* RECORD SET:

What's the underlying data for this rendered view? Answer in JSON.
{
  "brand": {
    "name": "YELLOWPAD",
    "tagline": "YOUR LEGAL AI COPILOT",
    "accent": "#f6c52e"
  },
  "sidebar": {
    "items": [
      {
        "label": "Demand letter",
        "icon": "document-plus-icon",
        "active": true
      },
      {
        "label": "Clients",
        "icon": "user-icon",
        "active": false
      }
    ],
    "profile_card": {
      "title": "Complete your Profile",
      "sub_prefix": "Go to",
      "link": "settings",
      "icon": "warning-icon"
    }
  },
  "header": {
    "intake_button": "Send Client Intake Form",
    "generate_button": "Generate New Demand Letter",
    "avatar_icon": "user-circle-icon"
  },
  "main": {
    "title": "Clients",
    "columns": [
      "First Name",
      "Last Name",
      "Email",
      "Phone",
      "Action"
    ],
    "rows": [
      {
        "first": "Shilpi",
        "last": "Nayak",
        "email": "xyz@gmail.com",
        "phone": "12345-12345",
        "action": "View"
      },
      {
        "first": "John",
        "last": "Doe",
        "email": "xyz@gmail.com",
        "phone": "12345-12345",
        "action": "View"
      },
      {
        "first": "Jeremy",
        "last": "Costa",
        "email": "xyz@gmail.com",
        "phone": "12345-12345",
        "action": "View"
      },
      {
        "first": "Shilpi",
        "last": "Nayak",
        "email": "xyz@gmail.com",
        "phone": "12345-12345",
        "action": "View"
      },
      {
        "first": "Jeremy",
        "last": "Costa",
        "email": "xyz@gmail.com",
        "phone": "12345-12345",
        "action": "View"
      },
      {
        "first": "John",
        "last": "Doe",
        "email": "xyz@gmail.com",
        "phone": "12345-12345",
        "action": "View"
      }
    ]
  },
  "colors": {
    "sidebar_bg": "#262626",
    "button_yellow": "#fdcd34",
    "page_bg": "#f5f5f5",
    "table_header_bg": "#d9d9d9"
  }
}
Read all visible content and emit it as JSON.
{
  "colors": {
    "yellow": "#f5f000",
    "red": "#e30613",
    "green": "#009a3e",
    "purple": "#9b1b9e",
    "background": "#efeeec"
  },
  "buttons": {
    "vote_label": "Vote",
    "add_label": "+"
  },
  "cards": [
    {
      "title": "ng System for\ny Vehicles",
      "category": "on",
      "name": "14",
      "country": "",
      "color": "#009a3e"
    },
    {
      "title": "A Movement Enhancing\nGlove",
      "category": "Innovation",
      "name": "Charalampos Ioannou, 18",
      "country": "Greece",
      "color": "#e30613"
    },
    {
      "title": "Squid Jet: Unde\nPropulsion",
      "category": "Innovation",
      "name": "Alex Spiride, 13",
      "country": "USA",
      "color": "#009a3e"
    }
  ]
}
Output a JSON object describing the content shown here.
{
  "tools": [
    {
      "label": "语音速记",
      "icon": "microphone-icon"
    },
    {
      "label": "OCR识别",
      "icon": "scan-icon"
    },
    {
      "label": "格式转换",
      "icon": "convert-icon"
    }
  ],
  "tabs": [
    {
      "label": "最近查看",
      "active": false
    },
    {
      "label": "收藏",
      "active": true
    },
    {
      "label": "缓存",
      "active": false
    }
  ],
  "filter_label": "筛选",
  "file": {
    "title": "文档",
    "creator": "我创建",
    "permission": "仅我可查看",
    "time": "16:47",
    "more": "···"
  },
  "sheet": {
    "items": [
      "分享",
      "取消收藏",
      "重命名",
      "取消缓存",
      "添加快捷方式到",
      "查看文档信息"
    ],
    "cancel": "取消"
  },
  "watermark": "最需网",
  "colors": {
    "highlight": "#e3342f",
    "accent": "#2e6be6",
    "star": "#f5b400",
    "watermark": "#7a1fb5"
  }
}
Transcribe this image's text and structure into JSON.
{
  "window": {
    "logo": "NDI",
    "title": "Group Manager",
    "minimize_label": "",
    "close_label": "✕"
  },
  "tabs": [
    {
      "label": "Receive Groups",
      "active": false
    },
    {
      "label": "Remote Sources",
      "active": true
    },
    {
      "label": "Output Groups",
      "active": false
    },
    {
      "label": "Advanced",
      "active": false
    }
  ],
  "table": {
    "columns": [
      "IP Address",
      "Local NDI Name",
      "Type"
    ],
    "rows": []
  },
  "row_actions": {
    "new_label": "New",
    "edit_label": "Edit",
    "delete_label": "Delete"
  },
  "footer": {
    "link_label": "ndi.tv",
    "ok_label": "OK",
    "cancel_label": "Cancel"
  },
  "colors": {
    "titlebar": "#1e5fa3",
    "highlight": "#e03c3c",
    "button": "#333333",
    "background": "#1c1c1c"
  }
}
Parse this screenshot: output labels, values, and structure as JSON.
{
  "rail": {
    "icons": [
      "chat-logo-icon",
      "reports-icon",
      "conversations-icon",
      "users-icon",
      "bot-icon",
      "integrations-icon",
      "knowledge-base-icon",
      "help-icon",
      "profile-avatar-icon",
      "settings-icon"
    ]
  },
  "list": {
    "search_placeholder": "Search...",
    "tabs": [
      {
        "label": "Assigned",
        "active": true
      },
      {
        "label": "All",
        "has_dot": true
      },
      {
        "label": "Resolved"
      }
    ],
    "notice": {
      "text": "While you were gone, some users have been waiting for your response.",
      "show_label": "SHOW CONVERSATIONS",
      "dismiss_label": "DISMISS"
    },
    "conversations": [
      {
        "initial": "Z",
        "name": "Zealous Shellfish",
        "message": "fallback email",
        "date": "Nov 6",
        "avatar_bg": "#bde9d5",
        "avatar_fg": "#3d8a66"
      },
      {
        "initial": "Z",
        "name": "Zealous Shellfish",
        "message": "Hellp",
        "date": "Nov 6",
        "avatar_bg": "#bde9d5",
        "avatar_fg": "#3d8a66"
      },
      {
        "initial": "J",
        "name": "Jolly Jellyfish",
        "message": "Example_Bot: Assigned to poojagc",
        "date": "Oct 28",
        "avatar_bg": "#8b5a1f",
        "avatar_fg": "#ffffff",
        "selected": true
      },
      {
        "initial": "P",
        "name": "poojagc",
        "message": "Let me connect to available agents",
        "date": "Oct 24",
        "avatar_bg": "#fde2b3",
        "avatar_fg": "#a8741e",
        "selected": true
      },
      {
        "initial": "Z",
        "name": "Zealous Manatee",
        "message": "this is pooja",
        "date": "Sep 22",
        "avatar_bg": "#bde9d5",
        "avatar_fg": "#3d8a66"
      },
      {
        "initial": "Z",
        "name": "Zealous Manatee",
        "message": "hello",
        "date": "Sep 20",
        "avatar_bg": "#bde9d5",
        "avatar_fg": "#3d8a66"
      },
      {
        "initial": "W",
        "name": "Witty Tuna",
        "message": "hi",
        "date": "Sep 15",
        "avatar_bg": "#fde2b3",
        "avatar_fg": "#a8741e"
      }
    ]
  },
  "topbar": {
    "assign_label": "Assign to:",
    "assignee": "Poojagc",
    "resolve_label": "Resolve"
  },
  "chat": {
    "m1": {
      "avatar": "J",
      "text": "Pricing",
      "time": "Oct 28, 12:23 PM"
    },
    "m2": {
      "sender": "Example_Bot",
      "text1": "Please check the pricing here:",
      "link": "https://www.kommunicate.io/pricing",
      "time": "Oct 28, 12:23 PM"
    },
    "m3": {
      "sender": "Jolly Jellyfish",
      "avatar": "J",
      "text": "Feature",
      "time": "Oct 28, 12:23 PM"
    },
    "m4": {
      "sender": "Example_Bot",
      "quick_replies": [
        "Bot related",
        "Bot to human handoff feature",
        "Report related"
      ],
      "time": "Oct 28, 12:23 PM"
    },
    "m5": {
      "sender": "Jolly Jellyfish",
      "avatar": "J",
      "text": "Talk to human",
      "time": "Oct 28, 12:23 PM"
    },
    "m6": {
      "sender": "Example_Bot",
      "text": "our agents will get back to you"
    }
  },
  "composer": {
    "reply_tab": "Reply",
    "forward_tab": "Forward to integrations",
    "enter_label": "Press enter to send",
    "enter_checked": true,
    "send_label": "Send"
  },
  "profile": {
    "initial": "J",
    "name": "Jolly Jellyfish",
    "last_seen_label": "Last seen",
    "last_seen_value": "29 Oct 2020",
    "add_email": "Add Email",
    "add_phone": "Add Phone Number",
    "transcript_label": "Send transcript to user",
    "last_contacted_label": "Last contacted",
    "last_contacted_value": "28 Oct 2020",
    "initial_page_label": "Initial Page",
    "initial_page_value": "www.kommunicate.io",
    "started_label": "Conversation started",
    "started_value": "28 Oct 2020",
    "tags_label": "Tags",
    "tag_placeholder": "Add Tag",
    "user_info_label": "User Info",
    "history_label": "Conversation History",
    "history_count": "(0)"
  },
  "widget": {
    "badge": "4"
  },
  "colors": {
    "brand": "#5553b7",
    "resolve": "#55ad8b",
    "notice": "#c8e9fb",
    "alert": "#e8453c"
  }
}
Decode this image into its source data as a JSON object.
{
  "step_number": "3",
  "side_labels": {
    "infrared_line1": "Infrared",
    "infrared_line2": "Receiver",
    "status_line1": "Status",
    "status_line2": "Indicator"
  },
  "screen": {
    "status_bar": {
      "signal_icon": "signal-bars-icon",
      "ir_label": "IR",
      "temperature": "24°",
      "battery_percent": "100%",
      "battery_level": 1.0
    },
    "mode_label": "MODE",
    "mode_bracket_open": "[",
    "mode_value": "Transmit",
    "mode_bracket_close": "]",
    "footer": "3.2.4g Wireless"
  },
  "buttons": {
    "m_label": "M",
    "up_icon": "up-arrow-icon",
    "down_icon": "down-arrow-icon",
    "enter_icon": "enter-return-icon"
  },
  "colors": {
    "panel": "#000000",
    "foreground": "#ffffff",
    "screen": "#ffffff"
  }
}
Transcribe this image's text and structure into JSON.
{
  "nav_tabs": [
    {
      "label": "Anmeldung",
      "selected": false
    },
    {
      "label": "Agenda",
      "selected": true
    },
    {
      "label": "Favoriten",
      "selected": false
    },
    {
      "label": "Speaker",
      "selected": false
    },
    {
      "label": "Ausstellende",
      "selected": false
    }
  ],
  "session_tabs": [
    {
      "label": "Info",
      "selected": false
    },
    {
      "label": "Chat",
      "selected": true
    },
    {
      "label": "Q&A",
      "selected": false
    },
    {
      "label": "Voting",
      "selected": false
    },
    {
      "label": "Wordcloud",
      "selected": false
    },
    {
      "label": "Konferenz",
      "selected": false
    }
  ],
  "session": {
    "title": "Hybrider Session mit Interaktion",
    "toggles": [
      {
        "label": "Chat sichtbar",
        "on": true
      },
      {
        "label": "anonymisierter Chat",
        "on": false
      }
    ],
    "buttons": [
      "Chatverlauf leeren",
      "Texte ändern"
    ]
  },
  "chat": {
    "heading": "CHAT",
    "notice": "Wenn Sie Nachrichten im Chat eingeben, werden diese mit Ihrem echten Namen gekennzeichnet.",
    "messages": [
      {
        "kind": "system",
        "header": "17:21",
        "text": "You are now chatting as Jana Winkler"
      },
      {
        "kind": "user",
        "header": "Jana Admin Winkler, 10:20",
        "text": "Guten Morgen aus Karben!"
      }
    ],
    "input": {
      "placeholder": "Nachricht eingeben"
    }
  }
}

* OBJECTIVE:
Lines that hold the word "Info" are the ones to return, every one of them.

* REPLY:
    "user_info_label": "User Info",
      "label": "Info",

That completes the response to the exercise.